• [Problem statement] Images do not belong in the copy; retype the rest of the entries below exactly.

─── Excerpted records ───

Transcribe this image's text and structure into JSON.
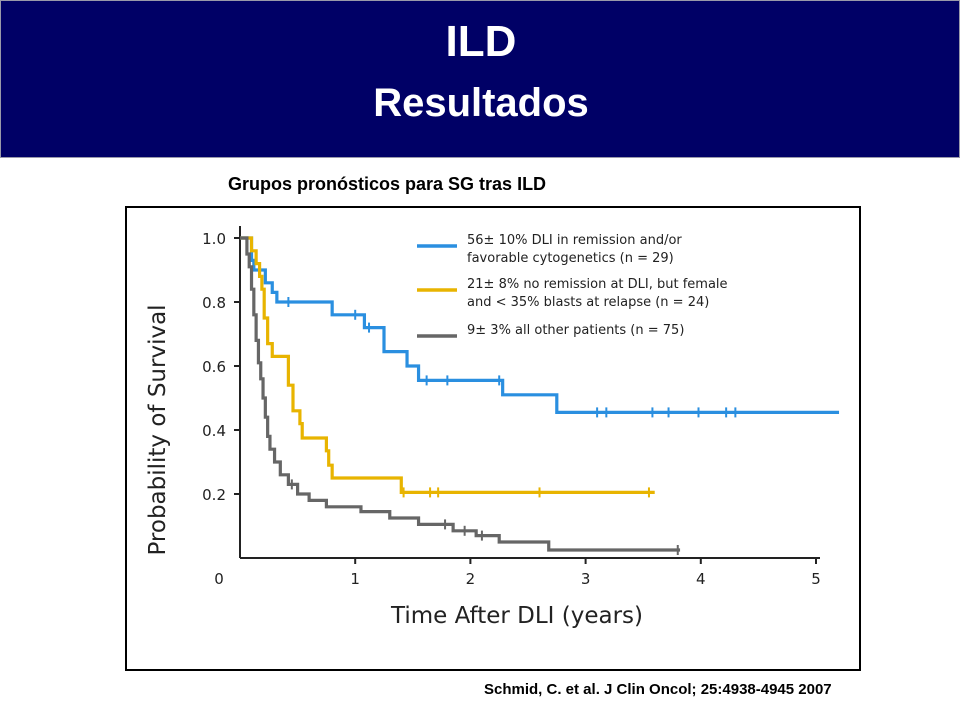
{
  "header": {
    "title_line1": "ILD",
    "title_line2": "Resultados",
    "background_color": "#000066"
  },
  "subtitle": "Grupos pronósticos para SG tras ILD",
  "citation": "Schmid, C. et al. J Clin Oncol; 25:4938-4945 2007",
  "chart_data": {
    "type": "line",
    "step": true,
    "xlabel": "Time After DLI (years)",
    "ylabel": "Probability of Survival",
    "xlim": [
      0,
      5
    ],
    "ylim": [
      0,
      1.0
    ],
    "x_ticks": [
      "0",
      "1",
      "2",
      "3",
      "4",
      "5"
    ],
    "y_ticks": [
      "0.2",
      "0.4",
      "0.6",
      "0.8",
      "1.0"
    ],
    "grid": false,
    "legend_position": "top-right",
    "series": [
      {
        "label_line1": "56± 10% DLI in remission and/or",
        "label_line2": "favorable cytogenetics (n = 29)",
        "color": "#2a8fe0",
        "points": [
          [
            0,
            1.0
          ],
          [
            0.1,
            1.0
          ],
          [
            0.1,
            0.93
          ],
          [
            0.12,
            0.93
          ],
          [
            0.12,
            0.9
          ],
          [
            0.22,
            0.9
          ],
          [
            0.22,
            0.86
          ],
          [
            0.28,
            0.86
          ],
          [
            0.28,
            0.83
          ],
          [
            0.32,
            0.83
          ],
          [
            0.32,
            0.8
          ],
          [
            0.8,
            0.8
          ],
          [
            0.8,
            0.76
          ],
          [
            1.08,
            0.76
          ],
          [
            1.08,
            0.72
          ],
          [
            1.25,
            0.72
          ],
          [
            1.25,
            0.645
          ],
          [
            1.45,
            0.645
          ],
          [
            1.45,
            0.6
          ],
          [
            1.55,
            0.6
          ],
          [
            1.55,
            0.555
          ],
          [
            2.28,
            0.555
          ],
          [
            2.28,
            0.51
          ],
          [
            2.75,
            0.51
          ],
          [
            2.75,
            0.455
          ],
          [
            5.2,
            0.455
          ]
        ],
        "censored": [
          0.42,
          1.0,
          1.12,
          1.62,
          1.8,
          2.25,
          3.1,
          3.18,
          3.58,
          3.72,
          3.98,
          4.22,
          4.3
        ]
      },
      {
        "label_line1": "21± 8% no remission at DLI, but female",
        "label_line2": "and < 35% blasts at relapse (n = 24)",
        "color": "#e8b400",
        "points": [
          [
            0,
            1.0
          ],
          [
            0.1,
            1.0
          ],
          [
            0.1,
            0.96
          ],
          [
            0.14,
            0.96
          ],
          [
            0.14,
            0.92
          ],
          [
            0.17,
            0.92
          ],
          [
            0.17,
            0.88
          ],
          [
            0.19,
            0.88
          ],
          [
            0.19,
            0.84
          ],
          [
            0.21,
            0.84
          ],
          [
            0.21,
            0.75
          ],
          [
            0.24,
            0.75
          ],
          [
            0.24,
            0.67
          ],
          [
            0.28,
            0.67
          ],
          [
            0.28,
            0.63
          ],
          [
            0.42,
            0.63
          ],
          [
            0.42,
            0.54
          ],
          [
            0.46,
            0.54
          ],
          [
            0.46,
            0.46
          ],
          [
            0.52,
            0.46
          ],
          [
            0.52,
            0.42
          ],
          [
            0.54,
            0.42
          ],
          [
            0.54,
            0.375
          ],
          [
            0.75,
            0.375
          ],
          [
            0.75,
            0.335
          ],
          [
            0.77,
            0.335
          ],
          [
            0.77,
            0.29
          ],
          [
            0.8,
            0.29
          ],
          [
            0.8,
            0.25
          ],
          [
            1.4,
            0.25
          ],
          [
            1.4,
            0.205
          ],
          [
            3.6,
            0.205
          ]
        ],
        "censored": [
          1.42,
          1.65,
          1.72,
          2.6,
          3.55
        ]
      },
      {
        "label_line1": "9± 3% all other patients (n = 75)",
        "label_line2": "",
        "color": "#666666",
        "points": [
          [
            0,
            1.0
          ],
          [
            0.06,
            1.0
          ],
          [
            0.06,
            0.95
          ],
          [
            0.08,
            0.95
          ],
          [
            0.08,
            0.91
          ],
          [
            0.1,
            0.91
          ],
          [
            0.1,
            0.84
          ],
          [
            0.12,
            0.84
          ],
          [
            0.12,
            0.76
          ],
          [
            0.14,
            0.76
          ],
          [
            0.14,
            0.68
          ],
          [
            0.16,
            0.68
          ],
          [
            0.16,
            0.61
          ],
          [
            0.18,
            0.61
          ],
          [
            0.18,
            0.56
          ],
          [
            0.2,
            0.56
          ],
          [
            0.2,
            0.5
          ],
          [
            0.22,
            0.5
          ],
          [
            0.22,
            0.44
          ],
          [
            0.24,
            0.44
          ],
          [
            0.24,
            0.38
          ],
          [
            0.26,
            0.38
          ],
          [
            0.26,
            0.34
          ],
          [
            0.3,
            0.34
          ],
          [
            0.3,
            0.3
          ],
          [
            0.35,
            0.3
          ],
          [
            0.35,
            0.26
          ],
          [
            0.42,
            0.26
          ],
          [
            0.42,
            0.23
          ],
          [
            0.5,
            0.23
          ],
          [
            0.5,
            0.2
          ],
          [
            0.6,
            0.2
          ],
          [
            0.6,
            0.18
          ],
          [
            0.75,
            0.18
          ],
          [
            0.75,
            0.16
          ],
          [
            1.05,
            0.16
          ],
          [
            1.05,
            0.145
          ],
          [
            1.3,
            0.145
          ],
          [
            1.3,
            0.125
          ],
          [
            1.55,
            0.125
          ],
          [
            1.55,
            0.105
          ],
          [
            1.85,
            0.105
          ],
          [
            1.85,
            0.085
          ],
          [
            2.05,
            0.085
          ],
          [
            2.05,
            0.07
          ],
          [
            2.25,
            0.07
          ],
          [
            2.25,
            0.05
          ],
          [
            2.68,
            0.05
          ],
          [
            2.68,
            0.025
          ],
          [
            3.82,
            0.025
          ]
        ],
        "censored": [
          0.45,
          1.78,
          1.95,
          2.1,
          3.8
        ]
      }
    ]
  }
}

───

• [Result]
Transcribe this image's text and structure into JSON.
{
  "header": {
    "title_line1": "ILD",
    "title_line2": "Resultados",
    "background_color": "#000066"
  },
  "subtitle": "Grupos pronósticos para SG tras ILD",
  "citation": "Schmid, C. et al. J Clin Oncol; 25:4938-4945 2007",
  "chart_data": {
    "type": "line",
    "step": true,
    "xlabel": "Time After DLI (years)",
    "ylabel": "Probability of Survival",
    "xlim": [
      0,
      5
    ],
    "ylim": [
      0,
      1.0
    ],
    "x_ticks": [
      "0",
      "1",
      "2",
      "3",
      "4",
      "5"
    ],
    "y_ticks": [
      "0.2",
      "0.4",
      "0.6",
      "0.8",
      "1.0"
    ],
    "grid": false,
    "legend_position": "top-right",
    "series": [
      {
        "label_line1": "56± 10% DLI in remission and/or",
        "label_line2": "favorable cytogenetics (n = 29)",
        "color": "#2a8fe0",
        "points": [
          [
            0,
            1.0
          ],
          [
            0.1,
            1.0
          ],
          [
            0.1,
            0.93
          ],
          [
            0.12,
            0.93
          ],
          [
            0.12,
            0.9
          ],
          [
            0.22,
            0.9
          ],
          [
            0.22,
            0.86
          ],
          [
            0.28,
            0.86
          ],
          [
            0.28,
            0.83
          ],
          [
            0.32,
            0.83
          ],
          [
            0.32,
            0.8
          ],
          [
            0.8,
            0.8
          ],
          [
            0.8,
            0.76
          ],
          [
            1.08,
            0.76
          ],
          [
            1.08,
            0.72
          ],
          [
            1.25,
            0.72
          ],
          [
            1.25,
            0.645
          ],
          [
            1.45,
            0.645
          ],
          [
            1.45,
            0.6
          ],
          [
            1.55,
            0.6
          ],
          [
            1.55,
            0.555
          ],
          [
            2.28,
            0.555
          ],
          [
            2.28,
            0.51
          ],
          [
            2.75,
            0.51
          ],
          [
            2.75,
            0.455
          ],
          [
            5.2,
            0.455
          ]
        ],
        "censored": [
          0.42,
          1.0,
          1.12,
          1.62,
          1.8,
          2.25,
          3.1,
          3.18,
          3.58,
          3.72,
          3.98,
          4.22,
          4.3
        ]
      },
      {
        "label_line1": "21± 8% no remission at DLI, but female",
        "label_line2": "and < 35% blasts at relapse (n = 24)",
        "color": "#e8b400",
        "points": [
          [
            0,
            1.0
          ],
          [
            0.1,
            1.0
          ],
          [
            0.1,
            0.96
          ],
          [
            0.14,
            0.96
          ],
          [
            0.14,
            0.92
          ],
          [
            0.17,
            0.92
          ],
          [
            0.17,
            0.88
          ],
          [
            0.19,
            0.88
          ],
          [
            0.19,
            0.84
          ],
          [
            0.21,
            0.84
          ],
          [
            0.21,
            0.75
          ],
          [
            0.24,
            0.75
          ],
          [
            0.24,
            0.67
          ],
          [
            0.28,
            0.67
          ],
          [
            0.28,
            0.63
          ],
          [
            0.42,
            0.63
          ],
          [
            0.42,
            0.54
          ],
          [
            0.46,
            0.54
          ],
          [
            0.46,
            0.46
          ],
          [
            0.52,
            0.46
          ],
          [
            0.52,
            0.42
          ],
          [
            0.54,
            0.42
          ],
          [
            0.54,
            0.375
          ],
          [
            0.75,
            0.375
          ],
          [
            0.75,
            0.335
          ],
          [
            0.77,
            0.335
          ],
          [
            0.77,
            0.29
          ],
          [
            0.8,
            0.29
          ],
          [
            0.8,
            0.25
          ],
          [
            1.4,
            0.25
          ],
          [
            1.4,
            0.205
          ],
          [
            3.6,
            0.205
          ]
        ],
        "censored": [
          1.42,
          1.65,
          1.72,
          2.6,
          3.55
        ]
      },
      {
        "label_line1": "9± 3% all other patients (n = 75)",
        "label_line2": "",
        "color": "#666666",
        "points": [
          [
            0,
            1.0
          ],
          [
            0.06,
            1.0
          ],
          [
            0.06,
            0.95
          ],
          [
            0.08,
            0.95
          ],
          [
            0.08,
            0.91
          ],
          [
            0.1,
            0.91
          ],
          [
            0.1,
            0.84
          ],
          [
            0.12,
            0.84
          ],
          [
            0.12,
            0.76
          ],
          [
            0.14,
            0.76
          ],
          [
            0.14,
            0.68
          ],
          [
            0.16,
            0.68
          ],
          [
            0.16,
            0.61
          ],
          [
            0.18,
            0.61
          ],
          [
            0.18,
            0.56
          ],
          [
            0.2,
            0.56
          ],
          [
            0.2,
            0.5
          ],
          [
            0.22,
            0.5
          ],
          [
            0.22,
            0.44
          ],
          [
            0.24,
            0.44
          ],
          [
            0.24,
            0.38
          ],
          [
            0.26,
            0.38
          ],
          [
            0.26,
            0.34
          ],
          [
            0.3,
            0.34
          ],
          [
            0.3,
            0.3
          ],
          [
            0.35,
            0.3
          ],
          [
            0.35,
            0.26
          ],
          [
            0.42,
            0.26
          ],
          [
            0.42,
            0.23
          ],
          [
            0.5,
            0.23
          ],
          [
            0.5,
            0.2
          ],
          [
            0.6,
            0.2
          ],
          [
            0.6,
            0.18
          ],
          [
            0.75,
            0.18
          ],
          [
            0.75,
            0.16
          ],
          [
            1.05,
            0.16
          ],
          [
            1.05,
            0.145
          ],
          [
            1.3,
            0.145
          ],
          [
            1.3,
            0.125
          ],
          [
            1.55,
            0.125
          ],
          [
            1.55,
            0.105
          ],
          [
            1.85,
            0.105
          ],
          [
            1.85,
            0.085
          ],
          [
            2.05,
            0.085
          ],
          [
            2.05,
            0.07
          ],
          [
            2.25,
            0.07
          ],
          [
            2.25,
            0.05
          ],
          [
            2.68,
            0.05
          ],
          [
            2.68,
            0.025
          ],
          [
            3.82,
            0.025
          ]
        ],
        "censored": [
          0.45,
          1.78,
          1.95,
          2.1,
          3.8
        ]
      }
    ]
  }
}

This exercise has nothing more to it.